**DATA SHOWN:**
+===+
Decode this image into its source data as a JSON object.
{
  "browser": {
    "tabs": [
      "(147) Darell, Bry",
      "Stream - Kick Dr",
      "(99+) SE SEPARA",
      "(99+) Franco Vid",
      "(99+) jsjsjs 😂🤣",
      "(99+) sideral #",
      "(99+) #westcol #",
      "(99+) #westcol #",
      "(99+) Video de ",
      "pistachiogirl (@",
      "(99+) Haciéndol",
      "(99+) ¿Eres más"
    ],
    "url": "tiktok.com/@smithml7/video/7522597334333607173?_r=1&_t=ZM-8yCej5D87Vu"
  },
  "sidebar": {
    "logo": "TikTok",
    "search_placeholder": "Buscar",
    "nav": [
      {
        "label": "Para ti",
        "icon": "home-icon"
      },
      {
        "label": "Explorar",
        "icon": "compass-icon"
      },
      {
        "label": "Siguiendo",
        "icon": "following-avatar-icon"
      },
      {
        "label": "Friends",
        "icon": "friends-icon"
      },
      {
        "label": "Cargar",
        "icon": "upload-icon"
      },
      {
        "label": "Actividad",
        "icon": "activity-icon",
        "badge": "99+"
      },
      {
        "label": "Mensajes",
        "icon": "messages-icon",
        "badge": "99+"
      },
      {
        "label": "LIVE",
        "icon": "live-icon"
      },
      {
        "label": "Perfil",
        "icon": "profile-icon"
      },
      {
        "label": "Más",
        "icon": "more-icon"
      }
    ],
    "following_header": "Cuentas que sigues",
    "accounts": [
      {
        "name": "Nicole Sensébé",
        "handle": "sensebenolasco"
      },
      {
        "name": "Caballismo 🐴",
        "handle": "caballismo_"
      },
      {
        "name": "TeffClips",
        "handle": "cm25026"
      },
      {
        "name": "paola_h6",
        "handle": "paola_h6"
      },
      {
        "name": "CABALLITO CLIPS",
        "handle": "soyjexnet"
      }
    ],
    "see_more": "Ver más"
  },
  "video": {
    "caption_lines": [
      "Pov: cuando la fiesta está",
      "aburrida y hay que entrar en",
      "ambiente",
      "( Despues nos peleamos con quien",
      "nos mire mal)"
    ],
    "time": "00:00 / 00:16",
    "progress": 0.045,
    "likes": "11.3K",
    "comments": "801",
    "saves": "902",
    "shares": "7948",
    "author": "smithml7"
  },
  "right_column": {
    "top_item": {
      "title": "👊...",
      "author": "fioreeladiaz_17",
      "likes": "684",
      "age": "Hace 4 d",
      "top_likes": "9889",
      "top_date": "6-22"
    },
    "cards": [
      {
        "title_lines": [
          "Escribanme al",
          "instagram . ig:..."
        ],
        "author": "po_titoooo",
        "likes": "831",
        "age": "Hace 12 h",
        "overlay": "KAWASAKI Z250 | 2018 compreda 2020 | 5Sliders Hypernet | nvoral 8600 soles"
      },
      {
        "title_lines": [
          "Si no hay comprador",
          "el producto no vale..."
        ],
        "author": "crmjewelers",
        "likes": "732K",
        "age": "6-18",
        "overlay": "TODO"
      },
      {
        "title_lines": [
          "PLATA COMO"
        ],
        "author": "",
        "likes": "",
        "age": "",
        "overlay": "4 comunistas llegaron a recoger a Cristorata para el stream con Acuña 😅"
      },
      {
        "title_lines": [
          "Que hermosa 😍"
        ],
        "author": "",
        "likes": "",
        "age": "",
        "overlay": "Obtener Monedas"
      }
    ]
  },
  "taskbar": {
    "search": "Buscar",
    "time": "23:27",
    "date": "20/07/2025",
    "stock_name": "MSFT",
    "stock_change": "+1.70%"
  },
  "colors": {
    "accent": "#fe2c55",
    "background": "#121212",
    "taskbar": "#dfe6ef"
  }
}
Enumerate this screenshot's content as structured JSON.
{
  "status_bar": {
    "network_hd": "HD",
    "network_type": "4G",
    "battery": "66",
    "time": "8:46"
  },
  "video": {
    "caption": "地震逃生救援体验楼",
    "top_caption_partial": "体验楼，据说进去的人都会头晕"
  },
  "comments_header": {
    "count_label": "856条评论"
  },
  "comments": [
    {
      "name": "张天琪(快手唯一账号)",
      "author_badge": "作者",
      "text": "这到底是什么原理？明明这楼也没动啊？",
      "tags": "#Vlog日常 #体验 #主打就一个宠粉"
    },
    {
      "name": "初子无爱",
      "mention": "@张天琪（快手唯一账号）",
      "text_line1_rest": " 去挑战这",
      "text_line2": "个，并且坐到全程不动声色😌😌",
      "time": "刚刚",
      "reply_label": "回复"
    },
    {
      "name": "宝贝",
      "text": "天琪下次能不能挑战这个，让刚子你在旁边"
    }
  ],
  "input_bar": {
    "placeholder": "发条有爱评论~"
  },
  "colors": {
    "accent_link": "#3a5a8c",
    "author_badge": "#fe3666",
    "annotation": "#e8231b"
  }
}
+===+
Exactly as written, give again every line from the one containing "Enumerate this screenshot's" through the last line of the material above, and no other lines.

Enumerate this screenshot's content as structured JSON.
{
  "status_bar": {
    "network_hd": "HD",
    "network_type": "4G",
    "battery": "66",
    "time": "8:46"
  },
  "video": {
    "caption": "地震逃生救援体验楼",
    "top_caption_partial": "体验楼，据说进去的人都会头晕"
  },
  "comments_header": {
    "count_label": "856条评论"
  },
  "comments": [
    {
      "name": "张天琪(快手唯一账号)",
      "author_badge": "作者",
      "text": "这到底是什么原理？明明这楼也没动啊？",
      "tags": "#Vlog日常 #体验 #主打就一个宠粉"
    },
    {
      "name": "初子无爱",
      "mention": "@张天琪（快手唯一账号）",
      "text_line1_rest": " 去挑战这",
      "text_line2": "个，并且坐到全程不动声色😌😌",
      "time": "刚刚",
      "reply_label": "回复"
    },
    {
      "name": "宝贝",
      "text": "天琪下次能不能挑战这个，让刚子你在旁边"
    }
  ],
  "input_bar": {
    "placeholder": "发条有爱评论~"
  },
  "colors": {
    "accent_link": "#3a5a8c",
    "author_badge": "#fe3666",
    "annotation": "#e8231b"
  }
}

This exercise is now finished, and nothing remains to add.